__WORK TO DO__
Among the entries, which lines carry the string "thuộc"? Copy each of them.

Collected data entries
————————

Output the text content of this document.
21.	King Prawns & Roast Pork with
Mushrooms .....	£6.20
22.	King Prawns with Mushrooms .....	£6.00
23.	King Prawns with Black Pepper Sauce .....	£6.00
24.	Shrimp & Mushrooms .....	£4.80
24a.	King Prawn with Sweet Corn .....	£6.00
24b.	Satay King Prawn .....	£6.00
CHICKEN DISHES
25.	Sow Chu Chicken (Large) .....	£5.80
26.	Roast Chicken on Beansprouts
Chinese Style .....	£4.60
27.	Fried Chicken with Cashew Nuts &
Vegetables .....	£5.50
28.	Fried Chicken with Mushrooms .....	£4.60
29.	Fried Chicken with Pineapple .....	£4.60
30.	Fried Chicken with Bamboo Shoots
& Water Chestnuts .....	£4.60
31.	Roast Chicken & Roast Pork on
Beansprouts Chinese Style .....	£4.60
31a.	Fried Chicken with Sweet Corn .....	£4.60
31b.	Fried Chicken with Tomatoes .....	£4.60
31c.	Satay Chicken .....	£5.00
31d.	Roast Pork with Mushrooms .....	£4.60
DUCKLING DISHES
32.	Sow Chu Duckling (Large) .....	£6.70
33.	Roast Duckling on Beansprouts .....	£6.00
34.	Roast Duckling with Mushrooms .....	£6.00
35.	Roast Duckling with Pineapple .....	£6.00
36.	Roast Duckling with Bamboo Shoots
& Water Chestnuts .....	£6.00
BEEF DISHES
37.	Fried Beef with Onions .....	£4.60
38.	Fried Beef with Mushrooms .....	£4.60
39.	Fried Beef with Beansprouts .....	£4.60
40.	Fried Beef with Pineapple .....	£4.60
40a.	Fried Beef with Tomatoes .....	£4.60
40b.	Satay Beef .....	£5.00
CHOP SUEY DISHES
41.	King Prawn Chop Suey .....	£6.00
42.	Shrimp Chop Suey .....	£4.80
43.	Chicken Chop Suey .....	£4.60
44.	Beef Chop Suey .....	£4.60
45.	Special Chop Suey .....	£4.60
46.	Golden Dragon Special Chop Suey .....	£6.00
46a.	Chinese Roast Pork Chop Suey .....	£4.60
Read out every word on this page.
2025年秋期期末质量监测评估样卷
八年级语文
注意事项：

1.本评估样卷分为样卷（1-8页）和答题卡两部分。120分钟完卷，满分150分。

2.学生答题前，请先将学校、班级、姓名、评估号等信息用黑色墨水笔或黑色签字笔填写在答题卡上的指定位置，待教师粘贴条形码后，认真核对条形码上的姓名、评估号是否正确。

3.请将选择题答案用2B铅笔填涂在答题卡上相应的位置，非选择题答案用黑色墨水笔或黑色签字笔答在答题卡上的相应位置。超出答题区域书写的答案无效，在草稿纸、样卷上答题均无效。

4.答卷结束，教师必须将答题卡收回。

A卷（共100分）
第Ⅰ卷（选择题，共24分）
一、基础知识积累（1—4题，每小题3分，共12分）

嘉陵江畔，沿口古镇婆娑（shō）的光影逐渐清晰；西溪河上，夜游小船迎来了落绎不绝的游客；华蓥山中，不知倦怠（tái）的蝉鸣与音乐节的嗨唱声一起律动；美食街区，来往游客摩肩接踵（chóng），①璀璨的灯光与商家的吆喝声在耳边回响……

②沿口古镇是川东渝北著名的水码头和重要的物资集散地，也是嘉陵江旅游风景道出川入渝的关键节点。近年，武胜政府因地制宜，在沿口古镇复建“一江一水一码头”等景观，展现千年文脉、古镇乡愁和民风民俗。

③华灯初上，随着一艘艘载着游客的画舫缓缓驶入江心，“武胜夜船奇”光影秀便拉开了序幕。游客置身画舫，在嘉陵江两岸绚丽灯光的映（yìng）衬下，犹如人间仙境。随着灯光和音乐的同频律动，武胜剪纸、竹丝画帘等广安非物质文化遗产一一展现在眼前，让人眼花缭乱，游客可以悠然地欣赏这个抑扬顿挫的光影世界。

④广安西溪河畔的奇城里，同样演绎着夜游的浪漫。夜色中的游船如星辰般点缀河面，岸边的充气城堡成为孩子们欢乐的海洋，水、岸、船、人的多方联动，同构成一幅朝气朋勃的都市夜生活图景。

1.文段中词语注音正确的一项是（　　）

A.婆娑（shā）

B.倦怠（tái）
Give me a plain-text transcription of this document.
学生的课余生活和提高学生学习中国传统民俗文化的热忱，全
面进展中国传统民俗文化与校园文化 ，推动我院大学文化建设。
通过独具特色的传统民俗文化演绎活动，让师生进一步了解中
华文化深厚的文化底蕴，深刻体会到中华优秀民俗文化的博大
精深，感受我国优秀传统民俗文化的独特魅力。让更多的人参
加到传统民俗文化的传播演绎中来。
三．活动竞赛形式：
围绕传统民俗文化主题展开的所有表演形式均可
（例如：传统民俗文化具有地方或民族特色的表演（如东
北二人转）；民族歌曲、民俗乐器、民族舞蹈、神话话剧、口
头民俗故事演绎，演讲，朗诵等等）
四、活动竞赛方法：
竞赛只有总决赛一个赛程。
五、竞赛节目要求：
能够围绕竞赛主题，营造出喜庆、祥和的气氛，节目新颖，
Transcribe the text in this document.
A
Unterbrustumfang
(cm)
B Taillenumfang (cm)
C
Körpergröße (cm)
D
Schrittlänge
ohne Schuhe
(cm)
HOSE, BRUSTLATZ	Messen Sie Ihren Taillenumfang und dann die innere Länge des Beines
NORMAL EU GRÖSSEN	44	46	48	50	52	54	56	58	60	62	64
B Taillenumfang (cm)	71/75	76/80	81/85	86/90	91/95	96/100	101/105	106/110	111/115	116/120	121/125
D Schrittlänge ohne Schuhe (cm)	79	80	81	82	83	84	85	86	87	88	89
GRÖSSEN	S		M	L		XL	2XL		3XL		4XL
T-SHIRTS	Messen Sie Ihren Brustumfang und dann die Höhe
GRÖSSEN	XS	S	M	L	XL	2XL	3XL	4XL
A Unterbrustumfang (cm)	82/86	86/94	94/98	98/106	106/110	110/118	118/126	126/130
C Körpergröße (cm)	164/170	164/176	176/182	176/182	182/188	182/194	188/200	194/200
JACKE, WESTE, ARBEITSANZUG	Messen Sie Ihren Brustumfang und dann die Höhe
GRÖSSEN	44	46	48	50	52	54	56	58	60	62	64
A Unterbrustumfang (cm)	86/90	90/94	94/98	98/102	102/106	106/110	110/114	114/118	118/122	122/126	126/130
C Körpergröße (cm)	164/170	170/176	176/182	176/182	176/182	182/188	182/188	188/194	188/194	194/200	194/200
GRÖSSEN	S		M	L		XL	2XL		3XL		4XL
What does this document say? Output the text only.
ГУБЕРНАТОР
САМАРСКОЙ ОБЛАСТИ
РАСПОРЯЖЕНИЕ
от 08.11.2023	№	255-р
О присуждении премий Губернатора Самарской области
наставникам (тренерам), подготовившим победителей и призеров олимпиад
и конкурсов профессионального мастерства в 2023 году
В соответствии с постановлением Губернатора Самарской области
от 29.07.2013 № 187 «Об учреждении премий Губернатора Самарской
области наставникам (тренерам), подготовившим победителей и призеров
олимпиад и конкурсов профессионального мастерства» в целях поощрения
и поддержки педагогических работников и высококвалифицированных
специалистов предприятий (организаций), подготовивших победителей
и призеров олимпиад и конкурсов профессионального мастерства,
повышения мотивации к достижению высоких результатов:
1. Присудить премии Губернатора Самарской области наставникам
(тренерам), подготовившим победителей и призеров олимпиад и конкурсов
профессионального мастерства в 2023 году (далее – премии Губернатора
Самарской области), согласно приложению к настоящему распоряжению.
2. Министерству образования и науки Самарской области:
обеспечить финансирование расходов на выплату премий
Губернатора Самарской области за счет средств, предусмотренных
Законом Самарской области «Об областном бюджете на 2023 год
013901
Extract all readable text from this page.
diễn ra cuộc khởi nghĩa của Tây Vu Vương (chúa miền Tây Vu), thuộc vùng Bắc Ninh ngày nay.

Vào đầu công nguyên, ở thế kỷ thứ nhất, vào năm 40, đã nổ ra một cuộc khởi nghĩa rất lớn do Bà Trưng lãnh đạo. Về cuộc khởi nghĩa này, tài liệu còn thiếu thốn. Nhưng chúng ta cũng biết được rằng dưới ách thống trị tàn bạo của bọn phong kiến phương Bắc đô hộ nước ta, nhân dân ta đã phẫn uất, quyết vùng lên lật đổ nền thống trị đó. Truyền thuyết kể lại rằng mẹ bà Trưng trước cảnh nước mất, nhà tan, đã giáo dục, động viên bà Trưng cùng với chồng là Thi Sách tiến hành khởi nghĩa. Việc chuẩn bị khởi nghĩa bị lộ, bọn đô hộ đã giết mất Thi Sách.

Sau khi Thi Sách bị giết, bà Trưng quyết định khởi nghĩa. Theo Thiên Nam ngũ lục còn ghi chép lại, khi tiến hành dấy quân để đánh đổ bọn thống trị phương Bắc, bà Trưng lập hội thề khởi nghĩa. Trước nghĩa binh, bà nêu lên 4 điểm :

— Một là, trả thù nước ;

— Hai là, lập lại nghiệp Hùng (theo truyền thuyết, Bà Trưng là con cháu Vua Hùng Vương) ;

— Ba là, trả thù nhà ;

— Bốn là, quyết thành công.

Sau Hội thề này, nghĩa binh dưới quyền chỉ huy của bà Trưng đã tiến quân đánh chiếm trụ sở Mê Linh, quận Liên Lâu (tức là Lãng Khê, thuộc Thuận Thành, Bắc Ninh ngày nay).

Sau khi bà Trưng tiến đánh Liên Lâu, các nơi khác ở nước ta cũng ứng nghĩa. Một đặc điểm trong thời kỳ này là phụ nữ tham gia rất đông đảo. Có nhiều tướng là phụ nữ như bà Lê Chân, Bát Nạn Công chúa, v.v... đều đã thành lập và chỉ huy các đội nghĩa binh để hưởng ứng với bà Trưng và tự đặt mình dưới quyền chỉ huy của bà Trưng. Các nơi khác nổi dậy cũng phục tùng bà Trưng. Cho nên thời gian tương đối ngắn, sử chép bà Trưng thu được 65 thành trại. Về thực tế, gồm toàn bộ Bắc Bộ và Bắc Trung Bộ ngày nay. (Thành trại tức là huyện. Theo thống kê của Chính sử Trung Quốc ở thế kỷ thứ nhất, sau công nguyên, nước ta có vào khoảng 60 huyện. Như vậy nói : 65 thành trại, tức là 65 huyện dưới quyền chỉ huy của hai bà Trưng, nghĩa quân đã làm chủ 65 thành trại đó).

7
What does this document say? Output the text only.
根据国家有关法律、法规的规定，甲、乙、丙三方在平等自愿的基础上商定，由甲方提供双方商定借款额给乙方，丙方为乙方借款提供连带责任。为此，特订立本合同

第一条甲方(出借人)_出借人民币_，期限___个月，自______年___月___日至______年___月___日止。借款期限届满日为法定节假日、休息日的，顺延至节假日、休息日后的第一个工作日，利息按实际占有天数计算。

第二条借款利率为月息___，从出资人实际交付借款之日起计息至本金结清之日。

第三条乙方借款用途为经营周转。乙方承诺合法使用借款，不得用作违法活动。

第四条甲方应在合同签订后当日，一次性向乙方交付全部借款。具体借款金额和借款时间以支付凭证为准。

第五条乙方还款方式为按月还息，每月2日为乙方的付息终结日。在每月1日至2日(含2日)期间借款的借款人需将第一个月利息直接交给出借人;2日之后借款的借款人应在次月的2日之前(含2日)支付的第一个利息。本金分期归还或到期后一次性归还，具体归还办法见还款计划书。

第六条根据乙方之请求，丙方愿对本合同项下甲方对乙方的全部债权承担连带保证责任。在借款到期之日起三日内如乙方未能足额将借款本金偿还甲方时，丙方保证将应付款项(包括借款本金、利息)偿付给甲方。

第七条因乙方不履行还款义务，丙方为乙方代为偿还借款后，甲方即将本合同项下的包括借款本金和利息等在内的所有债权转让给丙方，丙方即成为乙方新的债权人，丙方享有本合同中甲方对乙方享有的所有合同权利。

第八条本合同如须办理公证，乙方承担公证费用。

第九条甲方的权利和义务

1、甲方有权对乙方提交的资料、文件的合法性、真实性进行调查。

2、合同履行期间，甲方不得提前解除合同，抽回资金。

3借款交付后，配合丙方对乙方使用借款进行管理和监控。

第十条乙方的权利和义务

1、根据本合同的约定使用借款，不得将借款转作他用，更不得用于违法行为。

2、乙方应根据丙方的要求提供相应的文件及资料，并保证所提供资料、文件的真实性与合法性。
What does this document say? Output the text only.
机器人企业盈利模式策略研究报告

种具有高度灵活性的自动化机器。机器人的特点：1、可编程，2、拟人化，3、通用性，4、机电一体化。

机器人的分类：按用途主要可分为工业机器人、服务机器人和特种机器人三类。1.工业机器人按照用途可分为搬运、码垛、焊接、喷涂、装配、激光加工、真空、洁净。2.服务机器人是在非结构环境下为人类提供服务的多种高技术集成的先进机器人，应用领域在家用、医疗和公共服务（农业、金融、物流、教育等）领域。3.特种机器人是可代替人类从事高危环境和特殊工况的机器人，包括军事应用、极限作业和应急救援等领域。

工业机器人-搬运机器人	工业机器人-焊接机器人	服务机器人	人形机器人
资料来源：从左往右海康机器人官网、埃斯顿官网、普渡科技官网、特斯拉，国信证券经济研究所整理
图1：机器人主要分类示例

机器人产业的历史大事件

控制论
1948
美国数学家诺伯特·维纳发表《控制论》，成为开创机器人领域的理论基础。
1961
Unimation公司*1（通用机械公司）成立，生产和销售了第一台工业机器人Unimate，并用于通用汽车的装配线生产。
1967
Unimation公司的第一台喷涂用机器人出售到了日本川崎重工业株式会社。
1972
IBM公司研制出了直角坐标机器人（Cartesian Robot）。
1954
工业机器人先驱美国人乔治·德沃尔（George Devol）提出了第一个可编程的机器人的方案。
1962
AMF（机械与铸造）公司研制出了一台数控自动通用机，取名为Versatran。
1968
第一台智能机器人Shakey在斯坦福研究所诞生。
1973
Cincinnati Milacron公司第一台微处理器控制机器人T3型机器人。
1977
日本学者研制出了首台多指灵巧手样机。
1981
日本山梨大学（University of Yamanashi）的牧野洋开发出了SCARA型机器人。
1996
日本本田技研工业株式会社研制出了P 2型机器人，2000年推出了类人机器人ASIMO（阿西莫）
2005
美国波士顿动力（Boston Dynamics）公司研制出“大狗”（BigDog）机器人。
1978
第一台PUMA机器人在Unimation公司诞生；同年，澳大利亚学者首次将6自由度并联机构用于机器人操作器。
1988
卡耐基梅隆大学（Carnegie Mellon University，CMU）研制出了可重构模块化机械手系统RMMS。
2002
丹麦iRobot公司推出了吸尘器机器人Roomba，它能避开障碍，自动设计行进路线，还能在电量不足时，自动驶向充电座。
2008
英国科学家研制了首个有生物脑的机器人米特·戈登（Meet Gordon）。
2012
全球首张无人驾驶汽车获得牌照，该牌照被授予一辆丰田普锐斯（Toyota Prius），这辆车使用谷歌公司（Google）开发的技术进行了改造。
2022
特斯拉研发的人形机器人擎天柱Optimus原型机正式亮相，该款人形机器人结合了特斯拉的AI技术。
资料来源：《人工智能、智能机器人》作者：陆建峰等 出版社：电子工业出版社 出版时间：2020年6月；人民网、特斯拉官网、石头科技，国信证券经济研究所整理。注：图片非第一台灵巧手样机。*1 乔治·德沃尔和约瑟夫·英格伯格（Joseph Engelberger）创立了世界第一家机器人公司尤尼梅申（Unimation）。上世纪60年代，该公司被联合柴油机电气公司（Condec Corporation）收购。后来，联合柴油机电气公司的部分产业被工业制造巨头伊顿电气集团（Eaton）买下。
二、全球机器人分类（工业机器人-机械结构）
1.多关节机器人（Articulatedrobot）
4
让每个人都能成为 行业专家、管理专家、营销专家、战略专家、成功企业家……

————————

__EXERCISE RESPONSE__
diễn ra cuộc khởi nghĩa của Tây Vu Vương (chúa miền Tây Vu), thuộc vùng Bắc Ninh ngày nay.
Sau Hội thề này, nghĩa binh dưới quyền chỉ huy của bà Trưng đã tiến quân đánh chiếm trụ sở Mê Linh, quận Liên Lâu (tức là Lãng Khê, thuộc Thuận Thành, Bắc Ninh ngày nay).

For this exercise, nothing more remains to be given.